*** Rows
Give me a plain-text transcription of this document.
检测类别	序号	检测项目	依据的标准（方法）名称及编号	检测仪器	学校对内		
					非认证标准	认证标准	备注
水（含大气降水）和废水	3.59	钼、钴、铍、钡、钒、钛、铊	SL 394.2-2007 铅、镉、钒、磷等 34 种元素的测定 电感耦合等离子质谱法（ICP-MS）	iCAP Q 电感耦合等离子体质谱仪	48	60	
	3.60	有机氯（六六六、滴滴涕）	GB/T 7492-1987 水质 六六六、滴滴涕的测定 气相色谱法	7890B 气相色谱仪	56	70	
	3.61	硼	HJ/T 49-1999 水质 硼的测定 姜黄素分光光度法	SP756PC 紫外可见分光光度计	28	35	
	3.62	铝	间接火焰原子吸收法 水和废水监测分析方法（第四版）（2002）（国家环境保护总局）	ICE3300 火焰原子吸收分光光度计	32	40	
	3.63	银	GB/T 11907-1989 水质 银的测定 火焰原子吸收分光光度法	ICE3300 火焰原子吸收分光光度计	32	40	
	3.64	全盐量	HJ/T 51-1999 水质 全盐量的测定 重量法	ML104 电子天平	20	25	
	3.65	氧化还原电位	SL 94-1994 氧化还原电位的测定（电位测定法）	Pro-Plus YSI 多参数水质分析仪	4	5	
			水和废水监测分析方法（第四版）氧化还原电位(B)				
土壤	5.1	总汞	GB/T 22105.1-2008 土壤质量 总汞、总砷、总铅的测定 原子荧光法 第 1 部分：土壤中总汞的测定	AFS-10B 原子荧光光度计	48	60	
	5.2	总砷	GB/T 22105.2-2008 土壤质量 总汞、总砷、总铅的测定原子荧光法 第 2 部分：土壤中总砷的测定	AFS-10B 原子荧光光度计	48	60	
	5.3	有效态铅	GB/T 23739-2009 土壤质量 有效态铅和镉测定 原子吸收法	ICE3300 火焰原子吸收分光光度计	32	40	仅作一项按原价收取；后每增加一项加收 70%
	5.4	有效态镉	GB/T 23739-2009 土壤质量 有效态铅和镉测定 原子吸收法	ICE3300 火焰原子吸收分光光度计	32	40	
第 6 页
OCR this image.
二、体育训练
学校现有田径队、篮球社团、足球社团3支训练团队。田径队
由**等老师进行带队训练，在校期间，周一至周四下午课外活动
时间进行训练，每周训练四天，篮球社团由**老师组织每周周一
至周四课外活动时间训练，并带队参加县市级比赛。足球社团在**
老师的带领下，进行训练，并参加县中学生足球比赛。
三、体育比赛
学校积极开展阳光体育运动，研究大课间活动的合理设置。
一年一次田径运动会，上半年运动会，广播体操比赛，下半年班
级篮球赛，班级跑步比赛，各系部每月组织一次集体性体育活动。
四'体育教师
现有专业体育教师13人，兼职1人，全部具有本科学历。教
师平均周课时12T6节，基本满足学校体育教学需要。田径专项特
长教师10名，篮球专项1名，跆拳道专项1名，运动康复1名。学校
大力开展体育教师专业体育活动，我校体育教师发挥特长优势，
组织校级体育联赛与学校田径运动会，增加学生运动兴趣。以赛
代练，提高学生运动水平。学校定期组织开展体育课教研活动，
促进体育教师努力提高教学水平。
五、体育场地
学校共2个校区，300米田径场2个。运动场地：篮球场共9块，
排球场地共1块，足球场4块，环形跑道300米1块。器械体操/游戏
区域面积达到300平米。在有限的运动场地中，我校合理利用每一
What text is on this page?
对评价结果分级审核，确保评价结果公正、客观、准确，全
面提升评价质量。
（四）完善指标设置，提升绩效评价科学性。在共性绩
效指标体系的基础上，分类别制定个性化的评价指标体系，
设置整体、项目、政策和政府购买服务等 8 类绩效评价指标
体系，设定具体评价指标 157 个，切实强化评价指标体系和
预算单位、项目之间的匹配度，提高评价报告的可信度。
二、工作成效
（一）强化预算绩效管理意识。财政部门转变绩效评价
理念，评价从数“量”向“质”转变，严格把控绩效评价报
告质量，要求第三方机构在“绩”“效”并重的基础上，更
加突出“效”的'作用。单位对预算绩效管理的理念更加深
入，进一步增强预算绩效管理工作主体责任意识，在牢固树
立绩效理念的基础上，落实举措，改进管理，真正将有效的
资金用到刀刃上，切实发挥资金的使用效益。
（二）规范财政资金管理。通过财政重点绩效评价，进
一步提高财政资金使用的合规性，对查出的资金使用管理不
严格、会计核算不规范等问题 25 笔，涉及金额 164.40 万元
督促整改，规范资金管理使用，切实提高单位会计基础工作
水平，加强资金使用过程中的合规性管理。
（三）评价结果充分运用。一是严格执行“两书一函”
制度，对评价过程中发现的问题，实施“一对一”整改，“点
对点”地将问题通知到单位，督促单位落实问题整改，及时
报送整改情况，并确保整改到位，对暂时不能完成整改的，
******
# Challenge:
Extract from the material all lines containing the string "this".

# Written answer:
Give me a plain-text transcription of this document.
OCR this image.
What text is on this page?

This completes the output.